▸ **Problem statement**: Repeat the material in full. Keep every line exactly as it is.

▸ **Records for the task**:
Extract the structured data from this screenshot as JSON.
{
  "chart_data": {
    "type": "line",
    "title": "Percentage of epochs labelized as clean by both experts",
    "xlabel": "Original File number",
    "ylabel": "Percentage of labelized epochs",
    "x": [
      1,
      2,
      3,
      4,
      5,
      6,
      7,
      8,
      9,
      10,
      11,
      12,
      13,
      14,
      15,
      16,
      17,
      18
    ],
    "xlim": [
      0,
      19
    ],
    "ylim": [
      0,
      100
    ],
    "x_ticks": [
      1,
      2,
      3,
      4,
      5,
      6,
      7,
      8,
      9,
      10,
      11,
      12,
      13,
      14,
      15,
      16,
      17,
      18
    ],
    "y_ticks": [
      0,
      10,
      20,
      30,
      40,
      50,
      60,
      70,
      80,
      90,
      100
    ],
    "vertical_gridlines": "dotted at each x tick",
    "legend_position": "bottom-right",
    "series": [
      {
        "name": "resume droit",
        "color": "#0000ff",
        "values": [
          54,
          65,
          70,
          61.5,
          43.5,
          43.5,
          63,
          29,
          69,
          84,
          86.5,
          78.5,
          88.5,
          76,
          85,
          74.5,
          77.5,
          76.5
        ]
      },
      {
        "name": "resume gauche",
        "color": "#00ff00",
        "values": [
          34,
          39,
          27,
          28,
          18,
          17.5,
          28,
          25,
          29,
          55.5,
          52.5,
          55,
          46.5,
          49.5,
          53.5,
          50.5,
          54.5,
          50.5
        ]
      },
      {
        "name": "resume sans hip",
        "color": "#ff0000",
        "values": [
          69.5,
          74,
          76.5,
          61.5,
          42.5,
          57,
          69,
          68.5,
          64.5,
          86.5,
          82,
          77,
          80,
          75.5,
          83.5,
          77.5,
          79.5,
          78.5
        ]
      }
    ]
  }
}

▸ **Correct response**:
Extract the structured data from this screenshot as JSON.
{
  "chart_data": {
    "type": "line",
    "title": "Percentage of epochs labelized as clean by both experts",
    "xlabel": "Original File number",
    "ylabel": "Percentage of labelized epochs",
    "x": [
      1,
      2,
      3,
      4,
      5,
      6,
      7,
      8,
      9,
      10,
      11,
      12,
      13,
      14,
      15,
      16,
      17,
      18
    ],
    "xlim": [
      0,
      19
    ],
    "ylim": [
      0,
      100
    ],
    "x_ticks": [
      1,
      2,
      3,
      4,
      5,
      6,
      7,
      8,
      9,
      10,
      11,
      12,
      13,
      14,
      15,
      16,
      17,
      18
    ],
    "y_ticks": [
      0,
      10,
      20,
      30,
      40,
      50,
      60,
      70,
      80,
      90,
      100
    ],
    "vertical_gridlines": "dotted at each x tick",
    "legend_position": "bottom-right",
    "series": [
      {
        "name": "resume droit",
        "color": "#0000ff",
        "values": [
          54,
          65,
          70,
          61.5,
          43.5,
          43.5,
          63,
          29,
          69,
          84,
          86.5,
          78.5,
          88.5,
          76,
          85,
          74.5,
          77.5,
          76.5
        ]
      },
      {
        "name": "resume gauche",
        "color": "#00ff00",
        "values": [
          34,
          39,
          27,
          28,
          18,
          17.5,
          28,
          25,
          29,
          55.5,
          52.5,
          55,
          46.5,
          49.5,
          53.5,
          50.5,
          54.5,
          50.5
        ]
      },
      {
        "name": "resume sans hip",
        "color": "#ff0000",
        "values": [
          69.5,
          74,
          76.5,
          61.5,
          42.5,
          57,
          69,
          68.5,
          64.5,
          86.5,
          82,
          77,
          80,
          75.5,
          83.5,
          77.5,
          79.5,
          78.5
        ]
      }
    ]
  }
}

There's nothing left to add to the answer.